# [Exercise description]
Write each record again exactly as it stands.

[start Available data]

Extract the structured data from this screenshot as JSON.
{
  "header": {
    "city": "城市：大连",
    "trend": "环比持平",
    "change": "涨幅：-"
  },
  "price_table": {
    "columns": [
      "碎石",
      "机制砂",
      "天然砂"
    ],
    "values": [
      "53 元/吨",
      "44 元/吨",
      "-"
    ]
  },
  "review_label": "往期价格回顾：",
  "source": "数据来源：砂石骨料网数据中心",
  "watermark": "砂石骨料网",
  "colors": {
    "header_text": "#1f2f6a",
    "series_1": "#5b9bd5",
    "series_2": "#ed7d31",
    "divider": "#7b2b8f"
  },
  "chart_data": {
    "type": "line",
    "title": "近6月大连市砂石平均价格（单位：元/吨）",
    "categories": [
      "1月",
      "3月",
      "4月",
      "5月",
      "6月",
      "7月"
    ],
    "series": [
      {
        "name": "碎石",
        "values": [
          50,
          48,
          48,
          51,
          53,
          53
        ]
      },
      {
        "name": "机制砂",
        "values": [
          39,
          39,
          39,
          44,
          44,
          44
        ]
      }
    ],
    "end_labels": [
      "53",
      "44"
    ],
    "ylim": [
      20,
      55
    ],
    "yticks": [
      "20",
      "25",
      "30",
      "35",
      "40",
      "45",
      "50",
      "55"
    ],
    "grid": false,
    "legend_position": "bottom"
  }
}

[end Available data]

# [Solution]
Extract the structured data from this screenshot as JSON.
{
  "header": {
    "city": "城市：大连",
    "trend": "环比持平",
    "change": "涨幅：-"
  },
  "price_table": {
    "columns": [
      "碎石",
      "机制砂",
      "天然砂"
    ],
    "values": [
      "53 元/吨",
      "44 元/吨",
      "-"
    ]
  },
  "review_label": "往期价格回顾：",
  "source": "数据来源：砂石骨料网数据中心",
  "watermark": "砂石骨料网",
  "colors": {
    "header_text": "#1f2f6a",
    "series_1": "#5b9bd5",
    "series_2": "#ed7d31",
    "divider": "#7b2b8f"
  },
  "chart_data": {
    "type": "line",
    "title": "近6月大连市砂石平均价格（单位：元/吨）",
    "categories": [
      "1月",
      "3月",
      "4月",
      "5月",
      "6月",
      "7月"
    ],
    "series": [
      {
        "name": "碎石",
        "values": [
          50,
          48,
          48,
          51,
          53,
          53
        ]
      },
      {
        "name": "机制砂",
        "values": [
          39,
          39,
          39,
          44,
          44,
          44
        ]
      }
    ],
    "end_labels": [
      "53",
      "44"
    ],
    "ylim": [
      20,
      55
    ],
    "yticks": [
      "20",
      "25",
      "30",
      "35",
      "40",
      "45",
      "50",
      "55"
    ],
    "grid": false,
    "legend_position": "bottom"
  }
}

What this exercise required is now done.